— Exercise —
Copy out each line of the material below with no changes.

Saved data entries
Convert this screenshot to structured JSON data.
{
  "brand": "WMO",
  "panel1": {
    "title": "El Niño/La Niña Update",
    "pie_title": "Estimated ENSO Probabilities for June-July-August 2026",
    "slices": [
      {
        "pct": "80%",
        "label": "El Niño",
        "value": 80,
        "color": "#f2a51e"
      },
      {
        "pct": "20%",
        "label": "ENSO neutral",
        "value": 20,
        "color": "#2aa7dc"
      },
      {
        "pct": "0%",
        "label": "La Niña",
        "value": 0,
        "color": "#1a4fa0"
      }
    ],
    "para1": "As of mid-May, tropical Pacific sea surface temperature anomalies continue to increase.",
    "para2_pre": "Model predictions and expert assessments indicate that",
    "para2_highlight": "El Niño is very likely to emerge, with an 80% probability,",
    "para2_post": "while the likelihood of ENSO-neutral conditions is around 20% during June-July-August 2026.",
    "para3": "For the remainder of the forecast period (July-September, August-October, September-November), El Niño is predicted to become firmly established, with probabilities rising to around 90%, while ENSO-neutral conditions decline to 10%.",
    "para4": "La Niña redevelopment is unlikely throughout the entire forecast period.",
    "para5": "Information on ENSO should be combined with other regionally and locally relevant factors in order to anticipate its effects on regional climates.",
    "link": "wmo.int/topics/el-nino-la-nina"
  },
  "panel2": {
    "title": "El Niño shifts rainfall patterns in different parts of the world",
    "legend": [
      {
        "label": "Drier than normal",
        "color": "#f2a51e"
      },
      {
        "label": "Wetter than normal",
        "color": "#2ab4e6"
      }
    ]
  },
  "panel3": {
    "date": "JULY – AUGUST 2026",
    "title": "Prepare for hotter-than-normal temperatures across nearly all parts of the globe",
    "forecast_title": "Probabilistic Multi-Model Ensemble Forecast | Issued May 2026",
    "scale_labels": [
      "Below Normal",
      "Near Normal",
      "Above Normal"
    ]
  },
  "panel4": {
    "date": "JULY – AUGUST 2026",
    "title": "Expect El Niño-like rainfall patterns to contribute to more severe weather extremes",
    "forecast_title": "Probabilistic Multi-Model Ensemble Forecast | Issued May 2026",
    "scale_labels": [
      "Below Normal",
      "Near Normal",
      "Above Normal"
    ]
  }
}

— Task output —
Convert this screenshot to structured JSON data.
{
  "brand": "WMO",
  "panel1": {
    "title": "El Niño/La Niña Update",
    "pie_title": "Estimated ENSO Probabilities for June-July-August 2026",
    "slices": [
      {
        "pct": "80%",
        "label": "El Niño",
        "value": 80,
        "color": "#f2a51e"
      },
      {
        "pct": "20%",
        "label": "ENSO neutral",
        "value": 20,
        "color": "#2aa7dc"
      },
      {
        "pct": "0%",
        "label": "La Niña",
        "value": 0,
        "color": "#1a4fa0"
      }
    ],
    "para1": "As of mid-May, tropical Pacific sea surface temperature anomalies continue to increase.",
    "para2_pre": "Model predictions and expert assessments indicate that",
    "para2_highlight": "El Niño is very likely to emerge, with an 80% probability,",
    "para2_post": "while the likelihood of ENSO-neutral conditions is around 20% during June-July-August 2026.",
    "para3": "For the remainder of the forecast period (July-September, August-October, September-November), El Niño is predicted to become firmly established, with probabilities rising to around 90%, while ENSO-neutral conditions decline to 10%.",
    "para4": "La Niña redevelopment is unlikely throughout the entire forecast period.",
    "para5": "Information on ENSO should be combined with other regionally and locally relevant factors in order to anticipate its effects on regional climates.",
    "link": "wmo.int/topics/el-nino-la-nina"
  },
  "panel2": {
    "title": "El Niño shifts rainfall patterns in different parts of the world",
    "legend": [
      {
        "label": "Drier than normal",
        "color": "#f2a51e"
      },
      {
        "label": "Wetter than normal",
        "color": "#2ab4e6"
      }
    ]
  },
  "panel3": {
    "date": "JULY – AUGUST 2026",
    "title": "Prepare for hotter-than-normal temperatures across nearly all parts of the globe",
    "forecast_title": "Probabilistic Multi-Model Ensemble Forecast | Issued May 2026",
    "scale_labels": [
      "Below Normal",
      "Near Normal",
      "Above Normal"
    ]
  },
  "panel4": {
    "date": "JULY – AUGUST 2026",
    "title": "Expect El Niño-like rainfall patterns to contribute to more severe weather extremes",
    "forecast_title": "Probabilistic Multi-Model Ensemble Forecast | Issued May 2026",
    "scale_labels": [
      "Below Normal",
      "Near Normal",
      "Above Normal"
    ]
  }
}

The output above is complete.